### EXERCISE DETAILS:
Extract every line that includes the string "Impuestos".

___ DATA LINES

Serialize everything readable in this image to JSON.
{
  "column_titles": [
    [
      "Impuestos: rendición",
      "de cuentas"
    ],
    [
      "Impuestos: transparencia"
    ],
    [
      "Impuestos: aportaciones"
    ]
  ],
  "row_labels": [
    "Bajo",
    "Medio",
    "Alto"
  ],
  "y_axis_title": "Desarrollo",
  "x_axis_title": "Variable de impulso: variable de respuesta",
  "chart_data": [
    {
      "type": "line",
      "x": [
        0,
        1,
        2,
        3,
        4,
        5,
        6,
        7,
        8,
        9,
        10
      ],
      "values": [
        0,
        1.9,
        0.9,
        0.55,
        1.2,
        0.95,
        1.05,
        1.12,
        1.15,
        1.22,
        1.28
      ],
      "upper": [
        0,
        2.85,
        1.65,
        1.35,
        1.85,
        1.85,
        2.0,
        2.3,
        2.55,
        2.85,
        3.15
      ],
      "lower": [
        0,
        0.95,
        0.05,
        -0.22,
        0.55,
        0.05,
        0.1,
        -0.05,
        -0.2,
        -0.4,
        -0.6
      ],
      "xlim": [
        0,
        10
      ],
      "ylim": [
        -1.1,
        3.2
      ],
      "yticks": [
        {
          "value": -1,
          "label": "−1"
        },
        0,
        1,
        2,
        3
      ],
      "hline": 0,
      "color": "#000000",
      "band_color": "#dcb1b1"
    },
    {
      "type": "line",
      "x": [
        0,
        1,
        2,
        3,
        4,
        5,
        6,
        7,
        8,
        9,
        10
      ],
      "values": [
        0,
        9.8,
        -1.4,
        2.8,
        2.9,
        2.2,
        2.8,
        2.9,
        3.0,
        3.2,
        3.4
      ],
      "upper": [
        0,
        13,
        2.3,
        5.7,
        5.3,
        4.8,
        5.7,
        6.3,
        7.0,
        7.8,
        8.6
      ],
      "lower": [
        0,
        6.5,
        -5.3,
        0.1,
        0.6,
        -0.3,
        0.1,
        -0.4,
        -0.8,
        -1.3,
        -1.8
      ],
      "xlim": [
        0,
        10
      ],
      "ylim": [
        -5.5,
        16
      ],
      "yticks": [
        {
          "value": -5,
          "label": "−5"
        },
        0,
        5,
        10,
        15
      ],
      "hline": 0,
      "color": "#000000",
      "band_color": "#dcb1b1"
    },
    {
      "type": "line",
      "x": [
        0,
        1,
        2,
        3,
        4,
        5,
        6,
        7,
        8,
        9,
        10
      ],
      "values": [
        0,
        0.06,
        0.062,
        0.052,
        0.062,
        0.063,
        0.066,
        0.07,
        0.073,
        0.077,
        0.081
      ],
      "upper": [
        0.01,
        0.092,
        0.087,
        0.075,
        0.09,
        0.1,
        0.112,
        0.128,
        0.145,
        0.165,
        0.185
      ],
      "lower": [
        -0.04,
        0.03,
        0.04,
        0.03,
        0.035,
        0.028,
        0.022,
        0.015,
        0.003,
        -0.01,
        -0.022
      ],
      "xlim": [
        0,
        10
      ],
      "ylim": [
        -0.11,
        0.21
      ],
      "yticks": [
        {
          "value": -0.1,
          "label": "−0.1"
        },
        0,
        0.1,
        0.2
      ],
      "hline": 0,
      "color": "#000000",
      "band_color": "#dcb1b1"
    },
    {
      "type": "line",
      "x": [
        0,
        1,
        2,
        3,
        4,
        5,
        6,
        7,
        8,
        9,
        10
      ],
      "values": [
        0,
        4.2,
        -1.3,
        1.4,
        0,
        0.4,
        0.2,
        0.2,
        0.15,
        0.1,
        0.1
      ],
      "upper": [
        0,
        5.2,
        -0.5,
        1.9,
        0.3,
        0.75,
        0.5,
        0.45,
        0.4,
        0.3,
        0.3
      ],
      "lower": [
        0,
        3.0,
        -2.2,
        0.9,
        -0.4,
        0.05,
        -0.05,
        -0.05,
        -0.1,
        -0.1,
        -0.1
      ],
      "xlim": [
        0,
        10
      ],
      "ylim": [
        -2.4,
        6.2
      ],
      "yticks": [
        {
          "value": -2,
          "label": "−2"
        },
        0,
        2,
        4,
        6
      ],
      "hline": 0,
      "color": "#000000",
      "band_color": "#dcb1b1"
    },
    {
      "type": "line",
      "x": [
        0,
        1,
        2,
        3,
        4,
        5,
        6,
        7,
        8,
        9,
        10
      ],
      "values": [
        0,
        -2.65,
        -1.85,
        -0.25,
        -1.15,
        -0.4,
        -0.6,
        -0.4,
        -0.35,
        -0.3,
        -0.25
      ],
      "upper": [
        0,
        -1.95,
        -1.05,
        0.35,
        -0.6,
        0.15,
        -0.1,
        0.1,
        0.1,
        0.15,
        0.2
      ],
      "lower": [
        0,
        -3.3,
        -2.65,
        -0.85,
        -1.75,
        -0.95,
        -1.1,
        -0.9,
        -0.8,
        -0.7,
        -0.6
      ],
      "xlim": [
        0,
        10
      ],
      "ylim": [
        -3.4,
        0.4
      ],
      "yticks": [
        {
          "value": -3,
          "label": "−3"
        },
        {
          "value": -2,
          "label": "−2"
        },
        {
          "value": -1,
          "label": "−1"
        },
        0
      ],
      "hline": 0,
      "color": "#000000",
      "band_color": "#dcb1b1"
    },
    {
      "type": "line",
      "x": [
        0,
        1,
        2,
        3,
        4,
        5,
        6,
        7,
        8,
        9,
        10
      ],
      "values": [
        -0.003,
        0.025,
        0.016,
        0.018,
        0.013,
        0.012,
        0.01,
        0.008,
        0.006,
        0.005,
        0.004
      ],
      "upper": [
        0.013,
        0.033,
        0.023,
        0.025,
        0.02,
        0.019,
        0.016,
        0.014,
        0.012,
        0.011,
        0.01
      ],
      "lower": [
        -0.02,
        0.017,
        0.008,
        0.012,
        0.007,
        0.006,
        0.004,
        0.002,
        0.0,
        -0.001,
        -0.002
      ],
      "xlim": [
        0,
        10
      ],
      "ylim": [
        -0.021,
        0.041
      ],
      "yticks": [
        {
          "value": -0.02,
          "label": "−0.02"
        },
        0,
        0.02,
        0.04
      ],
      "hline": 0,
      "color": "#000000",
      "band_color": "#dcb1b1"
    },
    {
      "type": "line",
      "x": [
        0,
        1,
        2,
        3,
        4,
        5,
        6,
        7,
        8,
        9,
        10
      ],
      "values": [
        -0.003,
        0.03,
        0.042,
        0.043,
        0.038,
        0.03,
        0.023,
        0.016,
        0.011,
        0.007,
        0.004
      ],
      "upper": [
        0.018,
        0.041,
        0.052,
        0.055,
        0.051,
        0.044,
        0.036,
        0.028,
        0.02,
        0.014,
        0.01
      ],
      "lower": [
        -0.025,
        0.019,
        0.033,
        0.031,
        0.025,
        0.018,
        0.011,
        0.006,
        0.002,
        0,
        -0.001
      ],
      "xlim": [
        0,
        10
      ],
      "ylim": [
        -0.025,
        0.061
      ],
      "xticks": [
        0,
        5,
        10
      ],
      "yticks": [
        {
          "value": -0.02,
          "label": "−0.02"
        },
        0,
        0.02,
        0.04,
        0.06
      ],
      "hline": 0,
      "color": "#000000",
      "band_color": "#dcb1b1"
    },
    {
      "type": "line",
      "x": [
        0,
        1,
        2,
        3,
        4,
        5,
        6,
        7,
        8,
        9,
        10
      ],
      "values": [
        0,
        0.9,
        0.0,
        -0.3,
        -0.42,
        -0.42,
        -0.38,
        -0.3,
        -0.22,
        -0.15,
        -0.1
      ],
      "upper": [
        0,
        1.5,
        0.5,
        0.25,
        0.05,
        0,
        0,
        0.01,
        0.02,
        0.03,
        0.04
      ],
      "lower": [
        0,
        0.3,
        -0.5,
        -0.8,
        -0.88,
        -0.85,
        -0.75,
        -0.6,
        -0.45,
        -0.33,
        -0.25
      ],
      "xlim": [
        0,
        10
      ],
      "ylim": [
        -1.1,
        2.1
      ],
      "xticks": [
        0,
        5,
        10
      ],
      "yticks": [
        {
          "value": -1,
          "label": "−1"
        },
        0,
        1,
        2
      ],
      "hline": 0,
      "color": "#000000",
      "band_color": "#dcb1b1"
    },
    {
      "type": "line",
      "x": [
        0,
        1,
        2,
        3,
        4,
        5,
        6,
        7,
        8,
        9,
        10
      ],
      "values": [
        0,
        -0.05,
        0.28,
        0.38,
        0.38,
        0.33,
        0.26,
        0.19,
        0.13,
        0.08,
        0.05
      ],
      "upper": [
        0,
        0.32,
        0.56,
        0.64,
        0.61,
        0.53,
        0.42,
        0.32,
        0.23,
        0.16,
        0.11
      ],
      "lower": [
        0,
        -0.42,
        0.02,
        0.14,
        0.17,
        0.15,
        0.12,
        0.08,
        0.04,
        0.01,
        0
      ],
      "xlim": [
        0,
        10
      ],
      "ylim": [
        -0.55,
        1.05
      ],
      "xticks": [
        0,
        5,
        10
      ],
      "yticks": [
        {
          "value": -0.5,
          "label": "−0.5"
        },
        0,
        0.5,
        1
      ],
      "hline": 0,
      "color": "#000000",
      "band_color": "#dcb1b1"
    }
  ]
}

______

### WRITTEN RESPONSE:
      "Impuestos: rendición",
      "Impuestos: transparencia"
      "Impuestos: aportaciones"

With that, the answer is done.